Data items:
---+---

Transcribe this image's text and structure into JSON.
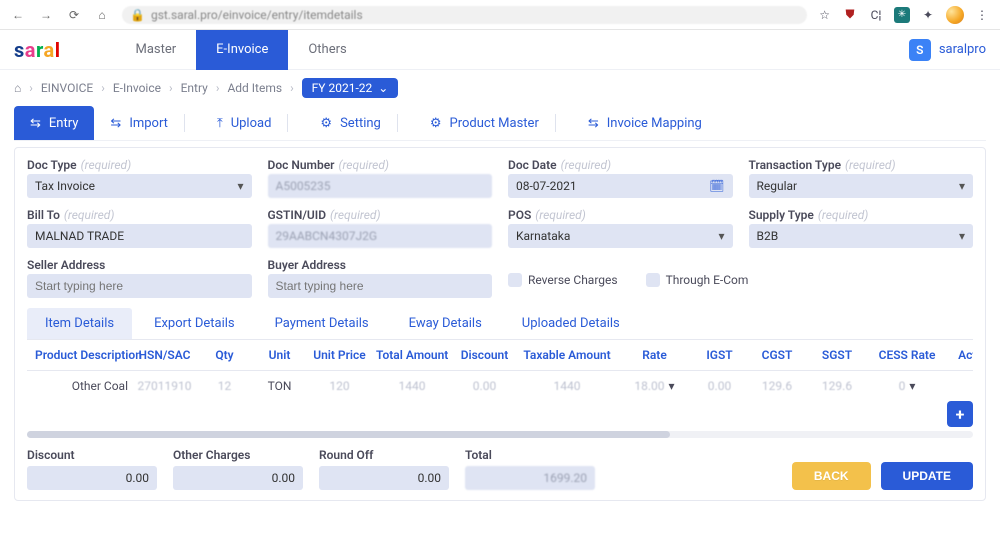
{
  "browser": {
    "url": "gst.saral.pro/einvoice/entry/itemdetails",
    "star": "☆"
  },
  "header": {
    "top_tabs": [
      "Master",
      "E-Invoice",
      "Others"
    ],
    "active_tab": 1,
    "user_badge": "S",
    "user_name": "saralpro"
  },
  "breadcrumb": {
    "home": "⌂",
    "items": [
      "EINVOICE",
      "E-Invoice",
      "Entry",
      "Add Items"
    ],
    "fy_label": "FY 2021-22"
  },
  "action_tabs": [
    {
      "icon": "swap",
      "label": "Entry",
      "active": true
    },
    {
      "icon": "swap",
      "label": "Import"
    },
    {
      "icon": "upload",
      "label": "Upload"
    },
    {
      "icon": "gear",
      "label": "Setting"
    },
    {
      "icon": "gear",
      "label": "Product Master"
    },
    {
      "icon": "swap",
      "label": "Invoice Mapping"
    }
  ],
  "form": {
    "doc_type": {
      "label": "Doc Type",
      "hint": "(required)",
      "value": "Tax Invoice"
    },
    "doc_number": {
      "label": "Doc Number",
      "hint": "(required)",
      "value": "A5005235"
    },
    "doc_date": {
      "label": "Doc Date",
      "hint": "(required)",
      "value": "08-07-2021"
    },
    "transaction_type": {
      "label": "Transaction Type",
      "hint": "(required)",
      "value": "Regular"
    },
    "bill_to": {
      "label": "Bill To",
      "hint": "(required)",
      "value": "MALNAD TRADE"
    },
    "gstin": {
      "label": "GSTIN/UID",
      "hint": "(required)",
      "value": "29AABCN4307J2G"
    },
    "pos": {
      "label": "POS",
      "hint": "(required)",
      "value": "Karnataka"
    },
    "supply_type": {
      "label": "Supply Type",
      "hint": "(required)",
      "value": "B2B"
    },
    "seller_addr": {
      "label": "Seller Address",
      "placeholder": "Start typing here"
    },
    "buyer_addr": {
      "label": "Buyer Address",
      "placeholder": "Start typing here"
    },
    "reverse_charges": "Reverse Charges",
    "through_ecom": "Through E-Com"
  },
  "inner_tabs": [
    "Item Details",
    "Export Details",
    "Payment Details",
    "Eway Details",
    "Uploaded Details"
  ],
  "inner_active": 0,
  "table": {
    "headers": [
      "Product Description",
      "HSN/SAC",
      "Qty",
      "Unit",
      "Unit Price",
      "Total Amount",
      "Discount",
      "Taxable Amount",
      "Rate",
      "IGST",
      "CGST",
      "SGST",
      "CESS Rate",
      "Action"
    ],
    "row": {
      "product": "Other Coal",
      "hsn": "27011910",
      "qty": "12",
      "unit": "TON",
      "unit_price": "120",
      "total_amount": "1440",
      "discount": "0.00",
      "taxable": "1440",
      "rate": "18.00",
      "igst": "0.00",
      "cgst": "129.6",
      "sgst": "129.6",
      "cess": "0"
    }
  },
  "totals": {
    "discount": {
      "label": "Discount",
      "value": "0.00"
    },
    "other_charges": {
      "label": "Other Charges",
      "value": "0.00"
    },
    "round_off": {
      "label": "Round Off",
      "value": "0.00"
    },
    "total": {
      "label": "Total",
      "value": "1699.20"
    }
  },
  "buttons": {
    "back": "BACK",
    "update": "UPDATE"
  }
}
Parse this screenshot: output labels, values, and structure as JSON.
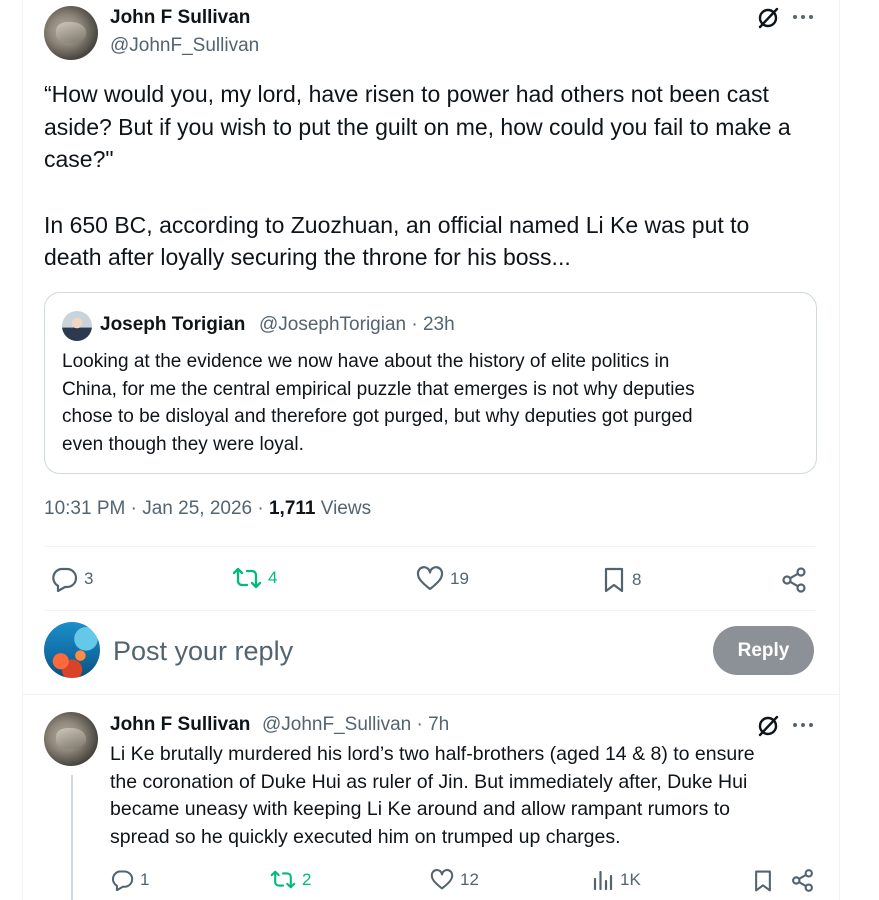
{
  "main_post": {
    "author_name": "John F Sullivan",
    "author_handle": "@JohnF_Sullivan",
    "text_line_1": "“How would you, my lord, have risen to power had others not been cast",
    "text_line_2": "aside? But if you wish to put the guilt on me, how could you fail to make a",
    "text_line_3": "case?\"",
    "text_line_4": "In 650 BC, according to Zuozhuan, an official named Li Ke was put to",
    "text_line_5": "death after loyally securing the throne for his boss...",
    "timestamp": "10:31 PM · Jan 25, 2026 · ",
    "views_count": "1,711",
    "views_label": " Views",
    "actions": {
      "replies": "3",
      "reposts": "4",
      "likes": "19",
      "bookmarks": "8"
    }
  },
  "quoted_post": {
    "author_name": "Joseph Torigian",
    "author_handle": "@JosephTorigian · 23h",
    "text_line_1": "Looking at the evidence we now have about the history of elite politics in",
    "text_line_2": "China, for me the central empirical puzzle that emerges is not why deputies",
    "text_line_3": "chose to be disloyal and therefore got purged, but why deputies got purged",
    "text_line_4": "even though they were loyal."
  },
  "composer": {
    "placeholder": "Post your reply",
    "reply_label": "Reply"
  },
  "reply_post": {
    "author_name": "John F Sullivan",
    "author_handle": "@JohnF_Sullivan · 7h",
    "text_line_1": "Li Ke brutally murdered his lord’s two half-brothers (aged 14 & 8) to ensure",
    "text_line_2": "the coronation of Duke Hui as ruler of Jin. But immediately after, Duke Hui",
    "text_line_3": "became uneasy with keeping Li Ke around and allow rampant rumors to",
    "text_line_4": "spread so he quickly executed him on trumped up charges.",
    "actions": {
      "replies": "1",
      "reposts": "2",
      "likes": "12",
      "views": "1K"
    }
  },
  "colors": {
    "text_primary": "#0f1419",
    "text_secondary": "#536471",
    "repost_green": "#00ba7c",
    "border": "#cfd9de",
    "reply_button_bg": "#8b9197"
  },
  "icons": [
    "grok-icon",
    "more-icon",
    "reply-icon",
    "repost-icon",
    "like-icon",
    "bookmark-icon",
    "share-icon",
    "views-icon"
  ]
}
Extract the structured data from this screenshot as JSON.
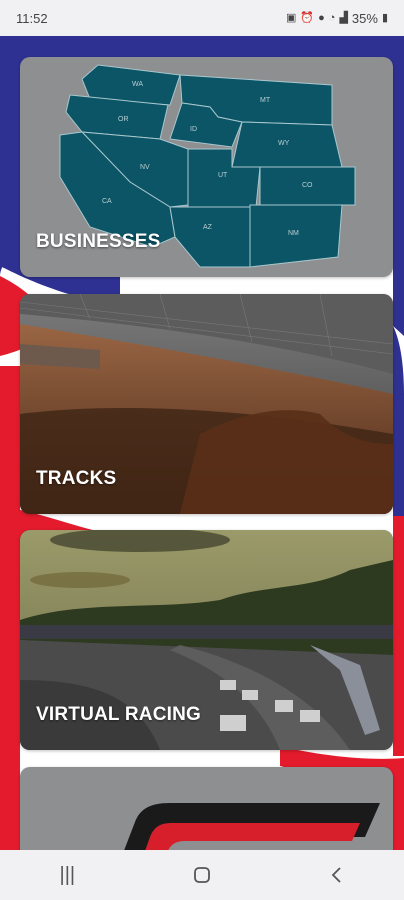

---+---

Where a line of the data holds "screenshot", show that line.

__FINAL RESULT__
Parse this screenshot: output labels, values, and structure as JSON.
Extract the structured data from this screenshot as JSON.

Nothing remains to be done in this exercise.